— Begin —

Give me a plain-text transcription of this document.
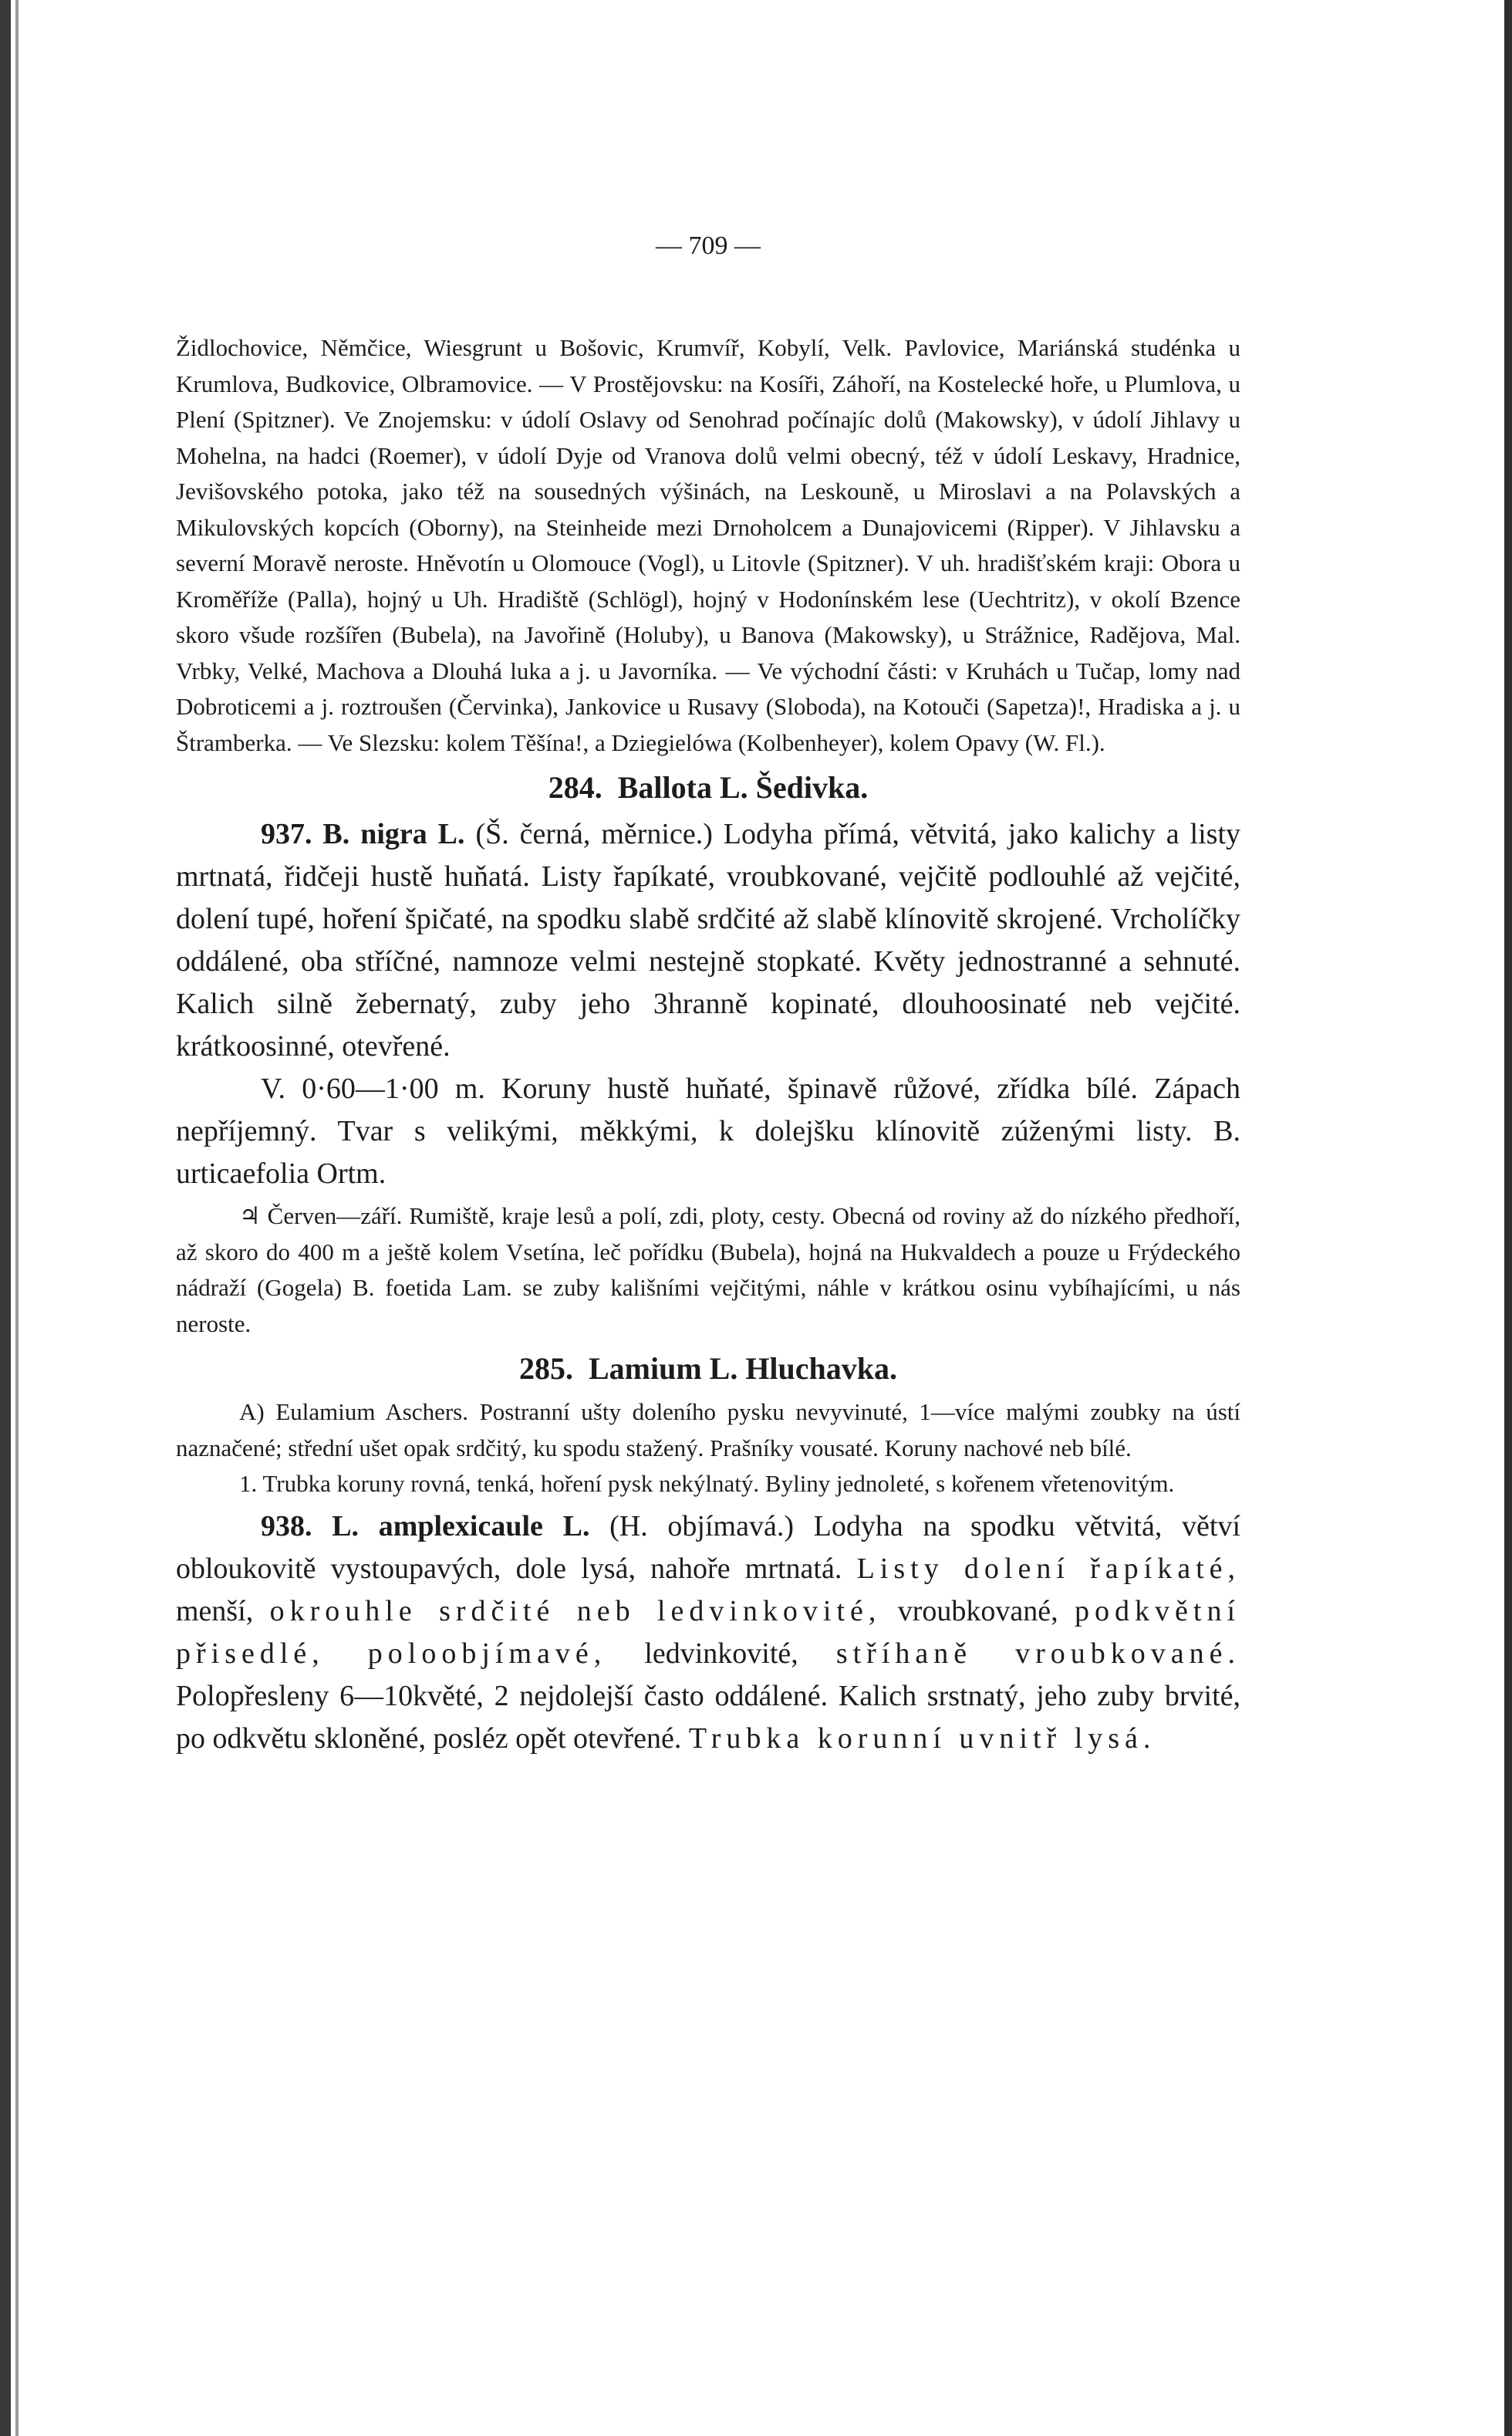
— 709 —

Židlochovice, Němčice, Wiesgrunt u Bošovic, Krumvíř, Kobylí, Velk. Pavlovice, Mariánská studénka u Krumlova, Budkovice, Olbramovice. — V Prostějovsku: na Kosíři, Záhoří, na Kostelecké hoře, u Plumlova, u Plení (Spitzner). Ve Znojemsku: v údolí Oslavy od Senohrad počínajíc dolů (Makowsky), v údolí Jihlavy u Mohelna, na hadci (Roemer), v údolí Dyje od Vranova dolů velmi obecný, též v údolí Leskavy, Hradnice, Jevišovského potoka, jako též na sousedných výšinách, na Leskouně, u Miroslavi a na Polavských a Mikulovských kopcích (Oborny), na Steinheide mezi Drnoholcem a Dunajovicemi (Ripper). V Jihlavsku a severní Moravě neroste. Hněvotín u Olomouce (Vogl), u Litovle (Spitzner). V uh. hradišťském kraji: Obora u Kroměříže (Palla), hojný u Uh. Hradiště (Schlögl), hojný v Hodonínském lese (Uechtritz), v okolí Bzence skoro všude rozšířen (Bubela), na Javořině (Holuby), u Banova (Makowsky), u Strážnice, Radějova, Mal. Vrbky, Velké, Machova a Dlouhá luka a j. u Javorníka. — Ve východní části: v Kruhách u Tučap, lomy nad Dobroticemi a j. roztroušen (Červinka), Jankovice u Rusavy (Sloboda), na Kotouči (Sapetza)!, Hradiska a j. u Štramberka. — Ve Slezsku: kolem Těšína!, a Dziegielówa (Kolbenheyer), kolem Opavy (W. Fl.).

284. Ballota L. Šedivka.

937. B. nigra L. (Š. černá, měrnice.) Lodyha přímá, větvitá, jako kalichy a listy mrtnatá, řidčeji hustě huňatá. Listy řapíkaté, vroubkované, vejčitě podlouhlé až vejčité, dolení tupé, hoření špičaté, na spodku slabě srdčité až slabě klínovitě skrojené. Vrcholíčky oddálené, oba stříčné, namnoze velmi nestejně stopkaté. Květy jednostranné a sehnuté. Kalich silně žebernatý, zuby jeho 3hranně kopinaté, dlouhoosinaté neb vejčité. krátkoosinné, otevřené.

V. 0·60—1·00 m. Koruny hustě huňaté, špinavě růžové, zřídka bílé. Zápach nepříjemný. Tvar s velikými, měkkými, k dolejšku klínovitě zúženými listy. B. urticaefolia Ortm.

♃ Červen—září. Rumiště, kraje lesů a polí, zdi, ploty, cesty. Obecná od roviny až do nízkého předhoří, až skoro do 400 m a ještě kolem Vsetína, leč pořídku (Bubela), hojná na Hukvaldech a pouze u Frýdeckého nádraží (Gogela) B. foetida Lam. se zuby kališními vejčitými, náhle v krátkou osinu vybíhajícími, u nás neroste.

285. Lamium L. Hluchavka.

A) Eulamium Aschers. Postranní ušty doleního pysku nevyvinuté, 1—více malými zoubky na ústí naznačené; střední ušet opak srdčitý, ku spodu stažený. Prašníky vousaté. Koruny nachové neb bílé.

1. Trubka koruny rovná, tenká, hoření pysk nekýlnatý. Byliny jednoleté, s kořenem vřetenovitým.

938. L. amplexicaule L. (H. objímavá.) Lodyha na spodku větvitá, větví obloukovitě vystoupavých, dole lysá, nahoře mrtnatá. Listy dolení řapíkaté, menší, okrouhle srdčité neb ledvinkovité, vroubkované, podkvětní přisedlé, poloobjímavé, ledvinkovité, stříhaně vroubkované. Polopřesleny 6—10květé, 2 nejdolejší často oddálené. Kalich srstnatý, jeho zuby brvité, po odkvětu skloněné, posléz opět otevřené. Trubka korunní uvnitř lysá.
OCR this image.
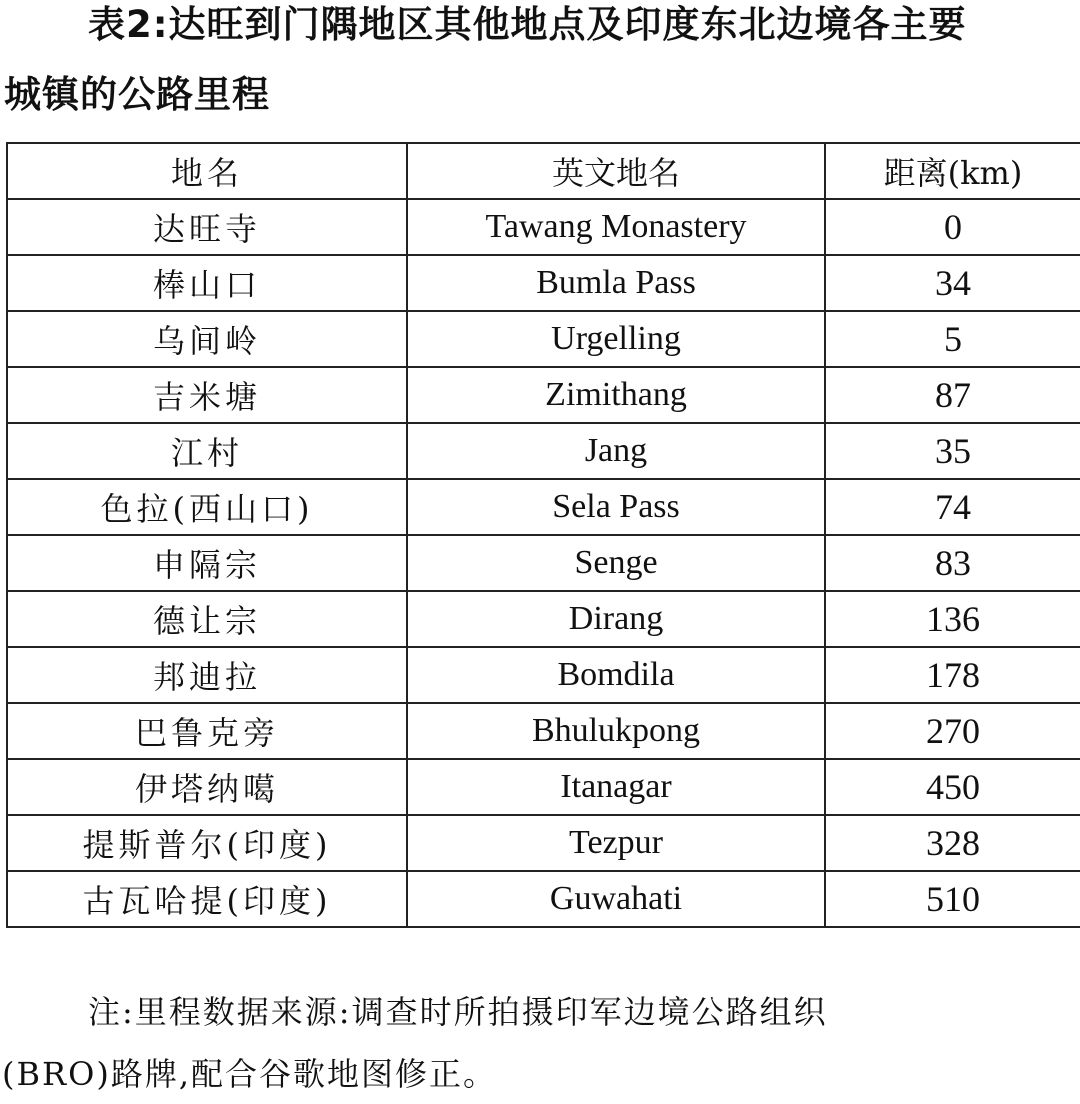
表2:达旺到门隅地区其他地点及印度东北边境各主要
城镇的公路里程
地名	英文地名	距离(km)
达旺寺	Tawang Monastery	0
棒山口	Bumla Pass	34
乌间岭	Urgelling	5
吉米塘	Zimithang	87
江村	Jang	35
色拉(西山口)	Sela Pass	74
申隔宗	Senge	83
德让宗	Dirang	136
邦迪拉	Bomdila	178
巴鲁克旁	Bhulukpong	270
伊塔纳噶	Itanagar	450
提斯普尔(印度)	Tezpur	328
古瓦哈提(印度)	Guwahati	510
注:里程数据来源:调查时所拍摄印军边境公路组织
(BRO)路牌,配合谷歌地图修正。
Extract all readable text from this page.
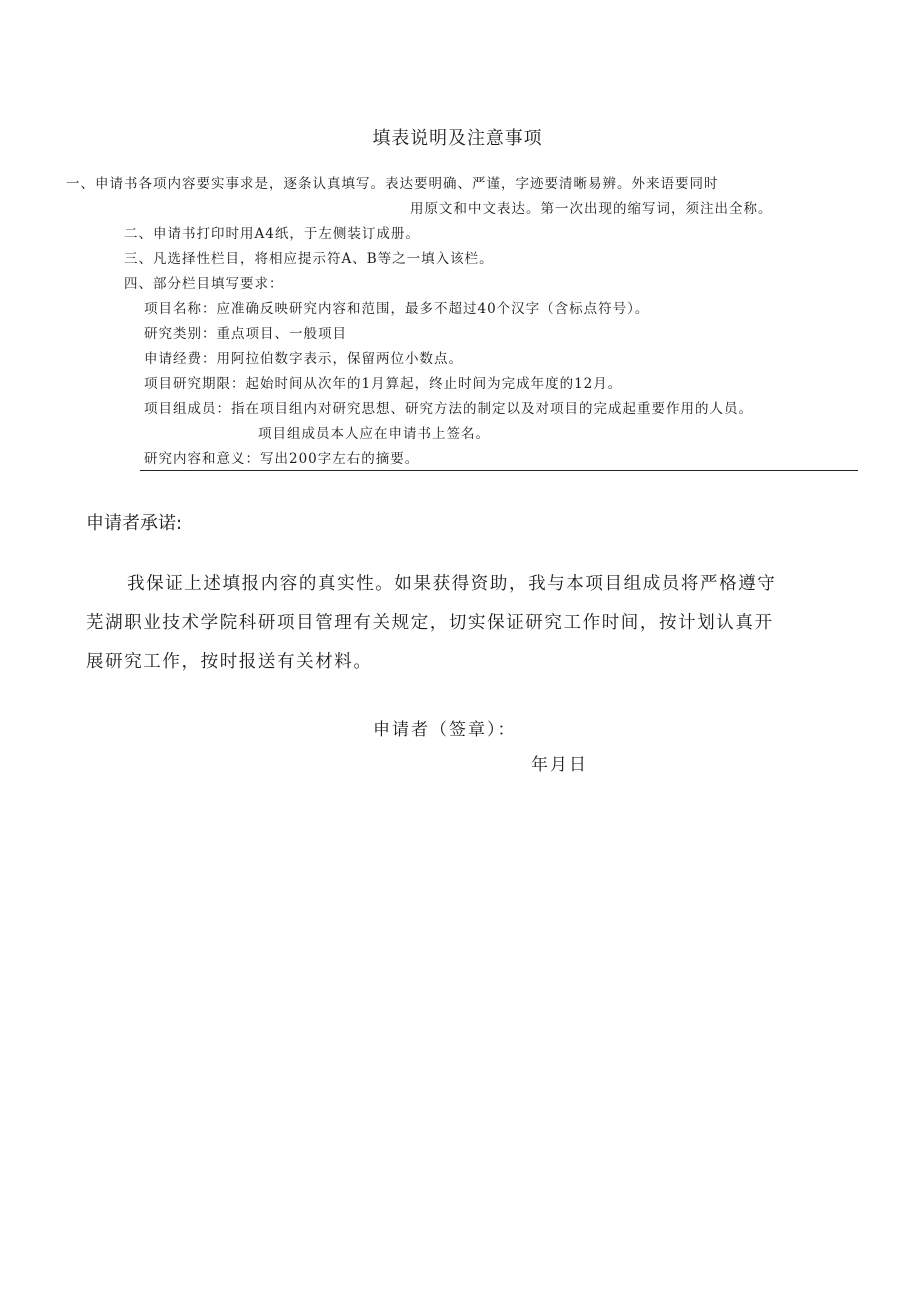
填表说明及注意事项
一、申请书各项内容要实事求是，逐条认真填写。表达要明确、严谨，字迹要清晰易辨。外来语要同时
用原文和中文表达。第一次出现的缩写词，须注出全称。
二、申请书打印时用A4纸，于左侧装订成册。
三、凡选择性栏目，将相应提示符A、B等之一填入该栏。
四、部分栏目填写要求：
项目名称：应准确反映研究内容和范围，最多不超过40个汉字（含标点符号）。
研究类别：重点项目、一般项目
申请经费：用阿拉伯数字表示，保留两位小数点。
项目研究期限：起始时间从次年的1月算起，终止时间为完成年度的12月。
项目组成员：指在项目组内对研究思想、研究方法的制定以及对项目的完成起重要作用的人员。
项目组成员本人应在申请书上签名。
研究内容和意义：写出200字左右的摘要。
申请者承诺:
我保证上述填报内容的真实性。如果获得资助，我与本项目组成员将严格遵守
芜湖职业技术学院科研项目管理有关规定，切实保证研究工作时间，按计划认真开
展研究工作，按时报送有关材料。
申请者（签章）：
年月日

— End —

Sift through the entries and copy every line with "hoření".

937. B. nigra L. (Š. černá, měrnice.) Lodyha přímá, větvitá, jako kalichy a listy mrtnatá, řidčeji hustě huňatá. Listy řapíkaté, vroubkované, vejčitě podlouhlé až vejčité, dolení tupé, hoření špičaté, na spodku slabě srdčité až slabě klínovitě skrojené. Vrcholíčky oddálené, oba stříčné, namnoze velmi nestejně stopkaté. Květy jednostranné a sehnuté. Kalich silně žebernatý, zuby jeho 3hranně kopinaté, dlouhoosinaté neb vejčité. krátkoosinné, otevřené.
1. Trubka koruny rovná, tenká, hoření pysk nekýlnatý. Byliny jednoleté, s kořenem vřetenovitým.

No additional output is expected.